Chart and figure data:
[BEGIN]
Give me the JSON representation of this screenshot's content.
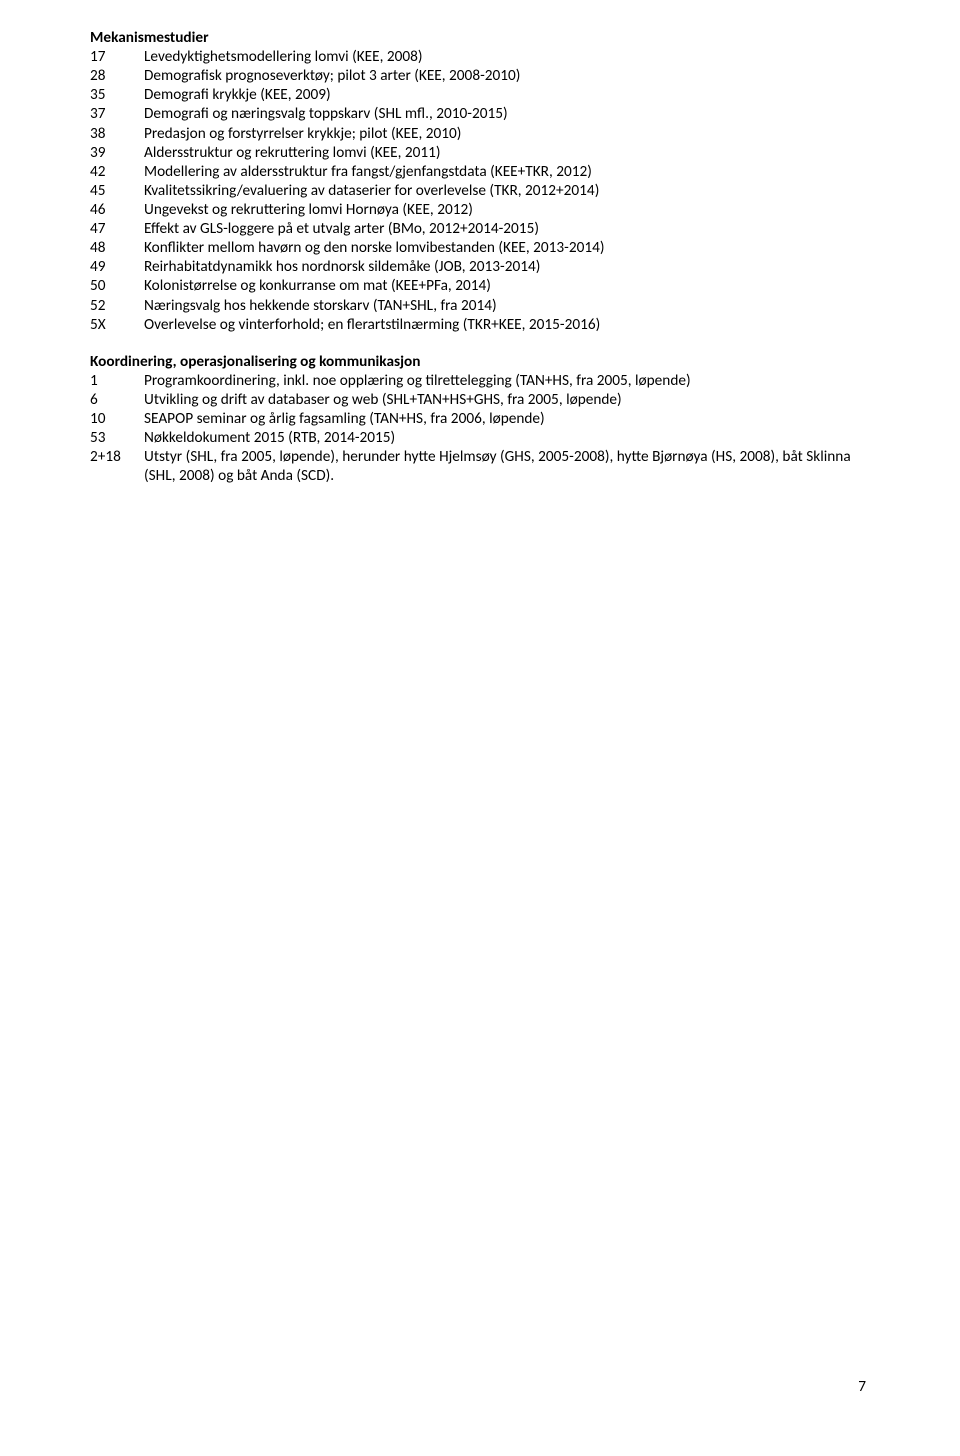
{
  "sections": [
    {
      "title": "Mekanismestudier",
      "gapBefore": false,
      "entries": [
        {
          "num": "17",
          "text": "Levedyktighetsmodellering lomvi (KEE, 2008)"
        },
        {
          "num": "28",
          "text": "Demografisk prognoseverktøy; pilot 3 arter (KEE, 2008-2010)"
        },
        {
          "num": "35",
          "text": "Demografi krykkje (KEE, 2009)"
        },
        {
          "num": "37",
          "text": "Demografi og næringsvalg toppskarv (SHL mfl., 2010-2015)"
        },
        {
          "num": "38",
          "text": "Predasjon og forstyrrelser krykkje; pilot (KEE, 2010)"
        },
        {
          "num": "39",
          "text": "Aldersstruktur og rekruttering lomvi (KEE, 2011)"
        },
        {
          "num": "42",
          "text": "Modellering av aldersstruktur fra fangst/gjenfangstdata (KEE+TKR, 2012)"
        },
        {
          "num": "45",
          "text": "Kvalitetssikring/evaluering av dataserier for overlevelse (TKR, 2012+2014)"
        },
        {
          "num": "46",
          "text": "Ungevekst og rekruttering lomvi Hornøya (KEE, 2012)"
        },
        {
          "num": "47",
          "text": "Effekt av GLS-loggere på et utvalg arter (BMo, 2012+2014-2015)"
        },
        {
          "num": "48",
          "text": "Konflikter mellom havørn og den norske lomvibestanden (KEE, 2013-2014)"
        },
        {
          "num": "49",
          "text": "Reirhabitatdynamikk hos nordnorsk sildemåke (JOB, 2013-2014)"
        },
        {
          "num": "50",
          "text": "Kolonistørrelse og konkurranse om mat (KEE+PFa, 2014)"
        },
        {
          "num": "52",
          "text": "Næringsvalg hos hekkende storskarv (TAN+SHL, fra 2014)"
        },
        {
          "num": "5X",
          "text": "Overlevelse og vinterforhold; en flerartstilnærming (TKR+KEE, 2015-2016)"
        }
      ]
    },
    {
      "title": "Koordinering, operasjonalisering og kommunikasjon",
      "gapBefore": true,
      "entries": [
        {
          "num": "1",
          "text": "Programkoordinering, inkl. noe opplæring og tilrettelegging (TAN+HS, fra 2005, løpende)"
        },
        {
          "num": "6",
          "text": "Utvikling og drift av databaser og web (SHL+TAN+HS+GHS, fra 2005, løpende)"
        },
        {
          "num": "10",
          "text": "SEAPOP seminar og årlig fagsamling (TAN+HS, fra 2006, løpende)"
        },
        {
          "num": "53",
          "text": "Nøkkeldokument 2015 (RTB, 2014-2015)"
        },
        {
          "num": "2+18",
          "text": "Utstyr (SHL, fra 2005, løpende), herunder hytte Hjelmsøy (GHS, 2005-2008), hytte Bjørnøya (HS, 2008), båt Sklinna (SHL, 2008) og båt Anda (SCD)."
        }
      ]
    }
  ],
  "pageNumber": "7"
}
[END]
> **Written problem**:
Quote the material exactly. Pictures stay out.

> **Written response**:
Give me the JSON representation of this screenshot's content.
{
  "sections": [
    {
      "title": "Mekanismestudier",
      "gapBefore": false,
      "entries": [
        {
          "num": "17",
          "text": "Levedyktighetsmodellering lomvi (KEE, 2008)"
        },
        {
          "num": "28",
          "text": "Demografisk prognoseverktøy; pilot 3 arter (KEE, 2008-2010)"
        },
        {
          "num": "35",
          "text": "Demografi krykkje (KEE, 2009)"
        },
        {
          "num": "37",
          "text": "Demografi og næringsvalg toppskarv (SHL mfl., 2010-2015)"
        },
        {
          "num": "38",
          "text": "Predasjon og forstyrrelser krykkje; pilot (KEE, 2010)"
        },
        {
          "num": "39",
          "text": "Aldersstruktur og rekruttering lomvi (KEE, 2011)"
        },
        {
          "num": "42",
          "text": "Modellering av aldersstruktur fra fangst/gjenfangstdata (KEE+TKR, 2012)"
        },
        {
          "num": "45",
          "text": "Kvalitetssikring/evaluering av dataserier for overlevelse (TKR, 2012+2014)"
        },
        {
          "num": "46",
          "text": "Ungevekst og rekruttering lomvi Hornøya (KEE, 2012)"
        },
        {
          "num": "47",
          "text": "Effekt av GLS-loggere på et utvalg arter (BMo, 2012+2014-2015)"
        },
        {
          "num": "48",
          "text": "Konflikter mellom havørn og den norske lomvibestanden (KEE, 2013-2014)"
        },
        {
          "num": "49",
          "text": "Reirhabitatdynamikk hos nordnorsk sildemåke (JOB, 2013-2014)"
        },
        {
          "num": "50",
          "text": "Kolonistørrelse og konkurranse om mat (KEE+PFa, 2014)"
        },
        {
          "num": "52",
          "text": "Næringsvalg hos hekkende storskarv (TAN+SHL, fra 2014)"
        },
        {
          "num": "5X",
          "text": "Overlevelse og vinterforhold; en flerartstilnærming (TKR+KEE, 2015-2016)"
        }
      ]
    },
    {
      "title": "Koordinering, operasjonalisering og kommunikasjon",
      "gapBefore": true,
      "entries": [
        {
          "num": "1",
          "text": "Programkoordinering, inkl. noe opplæring og tilrettelegging (TAN+HS, fra 2005, løpende)"
        },
        {
          "num": "6",
          "text": "Utvikling og drift av databaser og web (SHL+TAN+HS+GHS, fra 2005, løpende)"
        },
        {
          "num": "10",
          "text": "SEAPOP seminar og årlig fagsamling (TAN+HS, fra 2006, løpende)"
        },
        {
          "num": "53",
          "text": "Nøkkeldokument 2015 (RTB, 2014-2015)"
        },
        {
          "num": "2+18",
          "text": "Utstyr (SHL, fra 2005, løpende), herunder hytte Hjelmsøy (GHS, 2005-2008), hytte Bjørnøya (HS, 2008), båt Sklinna (SHL, 2008) og båt Anda (SCD)."
        }
      ]
    }
  ],
  "pageNumber": "7"
}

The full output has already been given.